* **INSTRUCTION**
Could you write out the records below exactly as they appear?

* **DATASET EXTRACT**
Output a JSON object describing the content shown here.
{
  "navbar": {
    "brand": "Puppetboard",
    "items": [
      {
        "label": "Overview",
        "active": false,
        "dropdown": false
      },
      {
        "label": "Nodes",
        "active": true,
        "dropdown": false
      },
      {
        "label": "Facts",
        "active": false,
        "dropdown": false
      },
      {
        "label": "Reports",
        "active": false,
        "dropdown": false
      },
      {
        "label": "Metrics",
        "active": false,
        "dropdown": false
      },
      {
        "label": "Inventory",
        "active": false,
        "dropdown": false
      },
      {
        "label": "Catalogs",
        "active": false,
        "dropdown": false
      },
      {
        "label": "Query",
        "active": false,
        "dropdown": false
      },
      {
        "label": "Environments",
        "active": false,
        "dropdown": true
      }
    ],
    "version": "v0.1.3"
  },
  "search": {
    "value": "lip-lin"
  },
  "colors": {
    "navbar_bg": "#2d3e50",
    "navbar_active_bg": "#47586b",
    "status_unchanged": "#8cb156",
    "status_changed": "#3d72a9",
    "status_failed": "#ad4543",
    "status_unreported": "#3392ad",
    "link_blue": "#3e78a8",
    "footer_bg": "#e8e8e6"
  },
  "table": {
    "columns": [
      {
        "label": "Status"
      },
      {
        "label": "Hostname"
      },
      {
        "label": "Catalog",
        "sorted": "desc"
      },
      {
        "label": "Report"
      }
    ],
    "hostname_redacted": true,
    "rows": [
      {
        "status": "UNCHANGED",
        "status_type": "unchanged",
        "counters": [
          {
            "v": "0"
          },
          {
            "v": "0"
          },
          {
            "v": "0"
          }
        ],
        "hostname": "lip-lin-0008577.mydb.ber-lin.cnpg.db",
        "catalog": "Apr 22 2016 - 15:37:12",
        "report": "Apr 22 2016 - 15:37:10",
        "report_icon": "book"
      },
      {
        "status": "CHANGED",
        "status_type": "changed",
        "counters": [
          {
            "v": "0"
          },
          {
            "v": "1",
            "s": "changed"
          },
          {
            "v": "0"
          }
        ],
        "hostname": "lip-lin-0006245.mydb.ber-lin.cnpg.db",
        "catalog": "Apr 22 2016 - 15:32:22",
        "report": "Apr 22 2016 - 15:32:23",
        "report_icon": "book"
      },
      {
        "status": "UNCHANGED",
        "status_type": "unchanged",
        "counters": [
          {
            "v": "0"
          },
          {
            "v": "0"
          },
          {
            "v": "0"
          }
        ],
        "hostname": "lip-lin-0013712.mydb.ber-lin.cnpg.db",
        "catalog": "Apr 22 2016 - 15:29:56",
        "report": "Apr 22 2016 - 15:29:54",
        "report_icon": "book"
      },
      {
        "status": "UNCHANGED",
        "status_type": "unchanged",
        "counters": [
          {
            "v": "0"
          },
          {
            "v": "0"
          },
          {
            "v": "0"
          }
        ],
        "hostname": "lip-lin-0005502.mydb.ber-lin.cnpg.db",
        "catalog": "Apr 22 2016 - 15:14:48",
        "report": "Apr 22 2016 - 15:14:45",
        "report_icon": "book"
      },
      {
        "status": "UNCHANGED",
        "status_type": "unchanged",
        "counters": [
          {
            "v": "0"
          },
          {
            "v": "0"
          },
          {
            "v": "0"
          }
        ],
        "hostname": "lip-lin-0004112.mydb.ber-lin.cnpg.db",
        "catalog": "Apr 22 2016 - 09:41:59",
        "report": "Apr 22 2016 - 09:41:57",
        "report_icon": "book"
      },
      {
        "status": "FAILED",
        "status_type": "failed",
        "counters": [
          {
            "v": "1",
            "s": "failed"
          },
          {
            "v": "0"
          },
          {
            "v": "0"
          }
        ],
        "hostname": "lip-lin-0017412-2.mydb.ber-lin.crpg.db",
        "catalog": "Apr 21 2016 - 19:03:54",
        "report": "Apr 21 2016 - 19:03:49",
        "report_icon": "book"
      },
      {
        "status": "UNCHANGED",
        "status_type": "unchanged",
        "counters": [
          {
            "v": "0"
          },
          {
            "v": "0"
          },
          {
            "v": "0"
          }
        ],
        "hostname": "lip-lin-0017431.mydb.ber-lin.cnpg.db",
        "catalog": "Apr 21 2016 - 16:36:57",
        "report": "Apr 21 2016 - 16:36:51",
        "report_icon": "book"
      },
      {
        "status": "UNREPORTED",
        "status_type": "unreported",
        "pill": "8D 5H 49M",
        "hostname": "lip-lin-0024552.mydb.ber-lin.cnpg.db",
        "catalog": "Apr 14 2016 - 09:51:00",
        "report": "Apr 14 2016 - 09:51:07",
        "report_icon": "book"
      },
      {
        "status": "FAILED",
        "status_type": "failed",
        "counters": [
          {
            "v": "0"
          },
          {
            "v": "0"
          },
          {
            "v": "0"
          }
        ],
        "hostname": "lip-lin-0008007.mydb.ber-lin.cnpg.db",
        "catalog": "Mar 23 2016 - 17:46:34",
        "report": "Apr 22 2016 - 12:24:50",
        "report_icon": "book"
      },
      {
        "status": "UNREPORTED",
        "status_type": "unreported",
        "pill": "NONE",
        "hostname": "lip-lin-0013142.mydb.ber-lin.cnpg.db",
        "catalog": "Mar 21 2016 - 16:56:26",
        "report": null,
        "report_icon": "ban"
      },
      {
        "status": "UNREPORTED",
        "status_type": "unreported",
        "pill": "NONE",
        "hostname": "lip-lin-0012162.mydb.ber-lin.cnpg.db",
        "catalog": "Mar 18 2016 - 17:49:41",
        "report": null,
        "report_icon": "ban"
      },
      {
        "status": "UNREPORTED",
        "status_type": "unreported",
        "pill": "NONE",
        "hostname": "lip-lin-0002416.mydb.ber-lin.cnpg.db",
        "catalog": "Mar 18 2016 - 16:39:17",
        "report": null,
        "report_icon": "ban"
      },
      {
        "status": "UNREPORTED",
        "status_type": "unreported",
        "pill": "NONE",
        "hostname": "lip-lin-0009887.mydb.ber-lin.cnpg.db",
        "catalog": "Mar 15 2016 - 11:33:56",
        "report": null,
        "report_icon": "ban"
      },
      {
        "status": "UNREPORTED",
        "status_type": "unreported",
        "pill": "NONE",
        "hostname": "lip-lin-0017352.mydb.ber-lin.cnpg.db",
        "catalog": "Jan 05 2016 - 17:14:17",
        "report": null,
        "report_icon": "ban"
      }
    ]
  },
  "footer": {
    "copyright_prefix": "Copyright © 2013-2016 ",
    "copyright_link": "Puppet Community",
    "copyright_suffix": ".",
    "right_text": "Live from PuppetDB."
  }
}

* **THE COMPLETED TASK**
Output a JSON object describing the content shown here.
{
  "navbar": {
    "brand": "Puppetboard",
    "items": [
      {
        "label": "Overview",
        "active": false,
        "dropdown": false
      },
      {
        "label": "Nodes",
        "active": true,
        "dropdown": false
      },
      {
        "label": "Facts",
        "active": false,
        "dropdown": false
      },
      {
        "label": "Reports",
        "active": false,
        "dropdown": false
      },
      {
        "label": "Metrics",
        "active": false,
        "dropdown": false
      },
      {
        "label": "Inventory",
        "active": false,
        "dropdown": false
      },
      {
        "label": "Catalogs",
        "active": false,
        "dropdown": false
      },
      {
        "label": "Query",
        "active": false,
        "dropdown": false
      },
      {
        "label": "Environments",
        "active": false,
        "dropdown": true
      }
    ],
    "version": "v0.1.3"
  },
  "search": {
    "value": "lip-lin"
  },
  "colors": {
    "navbar_bg": "#2d3e50",
    "navbar_active_bg": "#47586b",
    "status_unchanged": "#8cb156",
    "status_changed": "#3d72a9",
    "status_failed": "#ad4543",
    "status_unreported": "#3392ad",
    "link_blue": "#3e78a8",
    "footer_bg": "#e8e8e6"
  },
  "table": {
    "columns": [
      {
        "label": "Status"
      },
      {
        "label": "Hostname"
      },
      {
        "label": "Catalog",
        "sorted": "desc"
      },
      {
        "label": "Report"
      }
    ],
    "hostname_redacted": true,
    "rows": [
      {
        "status": "UNCHANGED",
        "status_type": "unchanged",
        "counters": [
          {
            "v": "0"
          },
          {
            "v": "0"
          },
          {
            "v": "0"
          }
        ],
        "hostname": "lip-lin-0008577.mydb.ber-lin.cnpg.db",
        "catalog": "Apr 22 2016 - 15:37:12",
        "report": "Apr 22 2016 - 15:37:10",
        "report_icon": "book"
      },
      {
        "status": "CHANGED",
        "status_type": "changed",
        "counters": [
          {
            "v": "0"
          },
          {
            "v": "1",
            "s": "changed"
          },
          {
            "v": "0"
          }
        ],
        "hostname": "lip-lin-0006245.mydb.ber-lin.cnpg.db",
        "catalog": "Apr 22 2016 - 15:32:22",
        "report": "Apr 22 2016 - 15:32:23",
        "report_icon": "book"
      },
      {
        "status": "UNCHANGED",
        "status_type": "unchanged",
        "counters": [
          {
            "v": "0"
          },
          {
            "v": "0"
          },
          {
            "v": "0"
          }
        ],
        "hostname": "lip-lin-0013712.mydb.ber-lin.cnpg.db",
        "catalog": "Apr 22 2016 - 15:29:56",
        "report": "Apr 22 2016 - 15:29:54",
        "report_icon": "book"
      },
      {
        "status": "UNCHANGED",
        "status_type": "unchanged",
        "counters": [
          {
            "v": "0"
          },
          {
            "v": "0"
          },
          {
            "v": "0"
          }
        ],
        "hostname": "lip-lin-0005502.mydb.ber-lin.cnpg.db",
        "catalog": "Apr 22 2016 - 15:14:48",
        "report": "Apr 22 2016 - 15:14:45",
        "report_icon": "book"
      },
      {
        "status": "UNCHANGED",
        "status_type": "unchanged",
        "counters": [
          {
            "v": "0"
          },
          {
            "v": "0"
          },
          {
            "v": "0"
          }
        ],
        "hostname": "lip-lin-0004112.mydb.ber-lin.cnpg.db",
        "catalog": "Apr 22 2016 - 09:41:59",
        "report": "Apr 22 2016 - 09:41:57",
        "report_icon": "book"
      },
      {
        "status": "FAILED",
        "status_type": "failed",
        "counters": [
          {
            "v": "1",
            "s": "failed"
          },
          {
            "v": "0"
          },
          {
            "v": "0"
          }
        ],
        "hostname": "lip-lin-0017412-2.mydb.ber-lin.crpg.db",
        "catalog": "Apr 21 2016 - 19:03:54",
        "report": "Apr 21 2016 - 19:03:49",
        "report_icon": "book"
      },
      {
        "status": "UNCHANGED",
        "status_type": "unchanged",
        "counters": [
          {
            "v": "0"
          },
          {
            "v": "0"
          },
          {
            "v": "0"
          }
        ],
        "hostname": "lip-lin-0017431.mydb.ber-lin.cnpg.db",
        "catalog": "Apr 21 2016 - 16:36:57",
        "report": "Apr 21 2016 - 16:36:51",
        "report_icon": "book"
      },
      {
        "status": "UNREPORTED",
        "status_type": "unreported",
        "pill": "8D 5H 49M",
        "hostname": "lip-lin-0024552.mydb.ber-lin.cnpg.db",
        "catalog": "Apr 14 2016 - 09:51:00",
        "report": "Apr 14 2016 - 09:51:07",
        "report_icon": "book"
      },
      {
        "status": "FAILED",
        "status_type": "failed",
        "counters": [
          {
            "v": "0"
          },
          {
            "v": "0"
          },
          {
            "v": "0"
          }
        ],
        "hostname": "lip-lin-0008007.mydb.ber-lin.cnpg.db",
        "catalog": "Mar 23 2016 - 17:46:34",
        "report": "Apr 22 2016 - 12:24:50",
        "report_icon": "book"
      },
      {
        "status": "UNREPORTED",
        "status_type": "unreported",
        "pill": "NONE",
        "hostname": "lip-lin-0013142.mydb.ber-lin.cnpg.db",
        "catalog": "Mar 21 2016 - 16:56:26",
        "report": null,
        "report_icon": "ban"
      },
      {
        "status": "UNREPORTED",
        "status_type": "unreported",
        "pill": "NONE",
        "hostname": "lip-lin-0012162.mydb.ber-lin.cnpg.db",
        "catalog": "Mar 18 2016 - 17:49:41",
        "report": null,
        "report_icon": "ban"
      },
      {
        "status": "UNREPORTED",
        "status_type": "unreported",
        "pill": "NONE",
        "hostname": "lip-lin-0002416.mydb.ber-lin.cnpg.db",
        "catalog": "Mar 18 2016 - 16:39:17",
        "report": null,
        "report_icon": "ban"
      },
      {
        "status": "UNREPORTED",
        "status_type": "unreported",
        "pill": "NONE",
        "hostname": "lip-lin-0009887.mydb.ber-lin.cnpg.db",
        "catalog": "Mar 15 2016 - 11:33:56",
        "report": null,
        "report_icon": "ban"
      },
      {
        "status": "UNREPORTED",
        "status_type": "unreported",
        "pill": "NONE",
        "hostname": "lip-lin-0017352.mydb.ber-lin.cnpg.db",
        "catalog": "Jan 05 2016 - 17:14:17",
        "report": null,
        "report_icon": "ban"
      }
    ]
  },
  "footer": {
    "copyright_prefix": "Copyright © 2013-2016 ",
    "copyright_link": "Puppet Community",
    "copyright_suffix": ".",
    "right_text": "Live from PuppetDB."
  }
}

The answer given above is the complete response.